[LISTING]:
* Begin *
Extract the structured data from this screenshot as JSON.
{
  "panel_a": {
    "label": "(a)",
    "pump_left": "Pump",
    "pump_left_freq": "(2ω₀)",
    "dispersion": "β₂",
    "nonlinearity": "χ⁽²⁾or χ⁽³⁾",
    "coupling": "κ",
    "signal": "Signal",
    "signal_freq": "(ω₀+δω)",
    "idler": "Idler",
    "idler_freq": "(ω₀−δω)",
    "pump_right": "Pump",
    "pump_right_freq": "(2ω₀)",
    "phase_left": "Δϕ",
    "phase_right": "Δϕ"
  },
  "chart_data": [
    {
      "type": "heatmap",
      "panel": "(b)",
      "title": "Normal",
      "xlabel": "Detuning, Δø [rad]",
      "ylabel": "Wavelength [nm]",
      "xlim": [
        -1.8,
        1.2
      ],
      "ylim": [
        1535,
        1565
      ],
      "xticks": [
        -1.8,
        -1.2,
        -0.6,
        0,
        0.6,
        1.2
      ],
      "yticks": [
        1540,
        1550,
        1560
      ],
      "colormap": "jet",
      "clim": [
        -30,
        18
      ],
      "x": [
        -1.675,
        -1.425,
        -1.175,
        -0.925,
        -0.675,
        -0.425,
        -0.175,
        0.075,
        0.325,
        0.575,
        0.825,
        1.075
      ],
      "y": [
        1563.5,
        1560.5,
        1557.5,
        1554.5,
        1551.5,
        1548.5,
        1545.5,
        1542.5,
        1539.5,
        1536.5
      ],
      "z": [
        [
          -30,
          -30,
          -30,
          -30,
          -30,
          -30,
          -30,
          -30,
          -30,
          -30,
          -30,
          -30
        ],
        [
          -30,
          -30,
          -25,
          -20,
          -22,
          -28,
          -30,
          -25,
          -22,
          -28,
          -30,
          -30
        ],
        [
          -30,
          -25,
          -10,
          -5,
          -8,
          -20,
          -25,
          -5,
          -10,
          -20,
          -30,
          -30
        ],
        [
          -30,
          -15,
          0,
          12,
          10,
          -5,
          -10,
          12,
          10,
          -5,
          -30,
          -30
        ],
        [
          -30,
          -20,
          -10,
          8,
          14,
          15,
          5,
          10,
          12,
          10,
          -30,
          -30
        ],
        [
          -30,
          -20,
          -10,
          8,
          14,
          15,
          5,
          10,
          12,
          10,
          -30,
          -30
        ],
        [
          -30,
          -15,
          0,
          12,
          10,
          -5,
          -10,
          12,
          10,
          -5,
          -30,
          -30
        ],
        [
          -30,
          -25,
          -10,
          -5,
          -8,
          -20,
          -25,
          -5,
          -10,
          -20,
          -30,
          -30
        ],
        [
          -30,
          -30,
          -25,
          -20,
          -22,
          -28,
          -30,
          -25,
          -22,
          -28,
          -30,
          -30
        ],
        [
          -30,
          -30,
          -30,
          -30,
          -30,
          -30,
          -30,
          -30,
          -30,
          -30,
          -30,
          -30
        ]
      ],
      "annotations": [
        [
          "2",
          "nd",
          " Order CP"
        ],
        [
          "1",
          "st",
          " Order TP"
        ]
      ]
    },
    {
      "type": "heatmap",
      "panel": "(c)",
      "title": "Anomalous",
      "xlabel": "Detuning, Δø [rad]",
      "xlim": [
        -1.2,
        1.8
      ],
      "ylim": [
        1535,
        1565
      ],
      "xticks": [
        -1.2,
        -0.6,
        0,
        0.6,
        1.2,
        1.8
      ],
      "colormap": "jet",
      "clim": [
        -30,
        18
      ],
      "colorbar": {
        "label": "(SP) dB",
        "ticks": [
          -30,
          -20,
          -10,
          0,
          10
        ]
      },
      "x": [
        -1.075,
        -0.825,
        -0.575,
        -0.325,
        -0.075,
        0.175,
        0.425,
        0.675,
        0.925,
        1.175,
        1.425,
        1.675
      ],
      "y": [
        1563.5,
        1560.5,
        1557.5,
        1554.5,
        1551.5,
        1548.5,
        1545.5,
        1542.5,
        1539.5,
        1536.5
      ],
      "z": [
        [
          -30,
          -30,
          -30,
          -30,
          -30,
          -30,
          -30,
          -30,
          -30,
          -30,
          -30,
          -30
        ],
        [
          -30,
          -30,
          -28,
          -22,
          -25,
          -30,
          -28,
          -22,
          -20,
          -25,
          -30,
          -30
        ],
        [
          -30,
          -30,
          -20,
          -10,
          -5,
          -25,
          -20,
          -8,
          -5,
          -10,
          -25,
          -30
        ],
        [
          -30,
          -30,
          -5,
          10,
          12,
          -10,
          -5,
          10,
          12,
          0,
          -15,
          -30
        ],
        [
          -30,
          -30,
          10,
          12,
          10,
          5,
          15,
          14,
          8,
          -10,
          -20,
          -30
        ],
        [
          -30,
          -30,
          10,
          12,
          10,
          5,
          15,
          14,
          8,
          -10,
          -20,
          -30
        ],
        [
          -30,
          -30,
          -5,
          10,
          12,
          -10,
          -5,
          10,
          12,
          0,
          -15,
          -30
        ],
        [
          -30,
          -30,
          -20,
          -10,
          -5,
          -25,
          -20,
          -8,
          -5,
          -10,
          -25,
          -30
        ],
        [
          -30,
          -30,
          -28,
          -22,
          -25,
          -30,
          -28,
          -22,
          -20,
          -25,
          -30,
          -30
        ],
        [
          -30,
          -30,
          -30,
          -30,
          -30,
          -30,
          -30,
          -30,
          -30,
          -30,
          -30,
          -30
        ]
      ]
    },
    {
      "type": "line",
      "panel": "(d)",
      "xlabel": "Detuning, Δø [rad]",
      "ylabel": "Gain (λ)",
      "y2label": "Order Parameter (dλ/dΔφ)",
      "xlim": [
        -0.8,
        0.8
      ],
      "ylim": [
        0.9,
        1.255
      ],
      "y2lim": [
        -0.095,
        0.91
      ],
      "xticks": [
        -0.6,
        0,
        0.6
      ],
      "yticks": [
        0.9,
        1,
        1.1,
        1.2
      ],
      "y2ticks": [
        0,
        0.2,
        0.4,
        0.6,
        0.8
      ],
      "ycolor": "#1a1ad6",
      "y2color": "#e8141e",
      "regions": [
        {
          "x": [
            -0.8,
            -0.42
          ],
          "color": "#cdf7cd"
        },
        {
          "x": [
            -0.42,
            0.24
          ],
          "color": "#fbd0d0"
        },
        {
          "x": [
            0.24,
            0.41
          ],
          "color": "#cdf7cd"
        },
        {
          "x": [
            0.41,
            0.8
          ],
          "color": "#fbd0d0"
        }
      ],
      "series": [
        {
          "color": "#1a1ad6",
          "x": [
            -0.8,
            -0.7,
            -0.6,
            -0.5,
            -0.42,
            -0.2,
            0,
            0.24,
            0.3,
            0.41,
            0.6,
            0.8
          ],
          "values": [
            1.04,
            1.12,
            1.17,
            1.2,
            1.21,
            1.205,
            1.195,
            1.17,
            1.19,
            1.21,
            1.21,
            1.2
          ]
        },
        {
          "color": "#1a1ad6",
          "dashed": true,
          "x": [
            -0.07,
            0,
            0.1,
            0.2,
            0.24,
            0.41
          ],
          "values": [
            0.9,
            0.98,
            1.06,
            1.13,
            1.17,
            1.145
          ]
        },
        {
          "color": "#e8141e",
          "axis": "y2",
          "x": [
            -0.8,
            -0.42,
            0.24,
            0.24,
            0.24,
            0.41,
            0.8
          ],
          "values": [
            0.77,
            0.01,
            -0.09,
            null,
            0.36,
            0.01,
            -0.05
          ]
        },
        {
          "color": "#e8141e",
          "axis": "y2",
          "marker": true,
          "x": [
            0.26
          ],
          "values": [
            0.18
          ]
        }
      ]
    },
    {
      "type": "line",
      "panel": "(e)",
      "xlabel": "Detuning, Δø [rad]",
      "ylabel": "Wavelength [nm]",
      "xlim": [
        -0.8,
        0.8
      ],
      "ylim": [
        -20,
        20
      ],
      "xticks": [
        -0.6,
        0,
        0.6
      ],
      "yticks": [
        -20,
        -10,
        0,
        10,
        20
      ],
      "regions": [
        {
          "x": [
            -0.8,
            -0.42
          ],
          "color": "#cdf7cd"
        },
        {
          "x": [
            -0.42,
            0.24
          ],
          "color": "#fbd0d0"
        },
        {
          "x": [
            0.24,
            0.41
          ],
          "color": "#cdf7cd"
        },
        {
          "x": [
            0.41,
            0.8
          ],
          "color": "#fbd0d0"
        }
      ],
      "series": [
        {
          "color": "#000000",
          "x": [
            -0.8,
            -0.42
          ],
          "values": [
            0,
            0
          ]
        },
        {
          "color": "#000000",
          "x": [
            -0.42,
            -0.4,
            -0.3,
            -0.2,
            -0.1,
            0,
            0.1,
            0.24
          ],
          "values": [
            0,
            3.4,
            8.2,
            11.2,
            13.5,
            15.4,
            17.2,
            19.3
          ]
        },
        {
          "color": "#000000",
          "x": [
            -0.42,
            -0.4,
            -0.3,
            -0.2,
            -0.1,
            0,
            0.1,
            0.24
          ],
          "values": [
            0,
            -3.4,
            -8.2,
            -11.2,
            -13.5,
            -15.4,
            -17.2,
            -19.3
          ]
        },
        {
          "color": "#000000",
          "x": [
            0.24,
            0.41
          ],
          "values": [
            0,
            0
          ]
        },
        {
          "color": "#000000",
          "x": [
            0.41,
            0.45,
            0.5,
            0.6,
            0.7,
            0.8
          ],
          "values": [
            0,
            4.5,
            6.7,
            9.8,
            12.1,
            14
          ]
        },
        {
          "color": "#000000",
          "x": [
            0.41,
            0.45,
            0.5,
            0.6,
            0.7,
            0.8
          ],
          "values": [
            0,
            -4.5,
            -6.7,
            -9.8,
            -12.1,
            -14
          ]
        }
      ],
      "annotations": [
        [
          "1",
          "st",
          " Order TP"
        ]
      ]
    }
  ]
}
* End *
[SET PROBLEM]:
Search the records for the word "Order". Copy every line that has it.

[COMPLETE OUTPUT]:
          " Order CP"
          " Order TP"
      "y2label": "Order Parameter (dλ/dΔφ)",
          " Order TP"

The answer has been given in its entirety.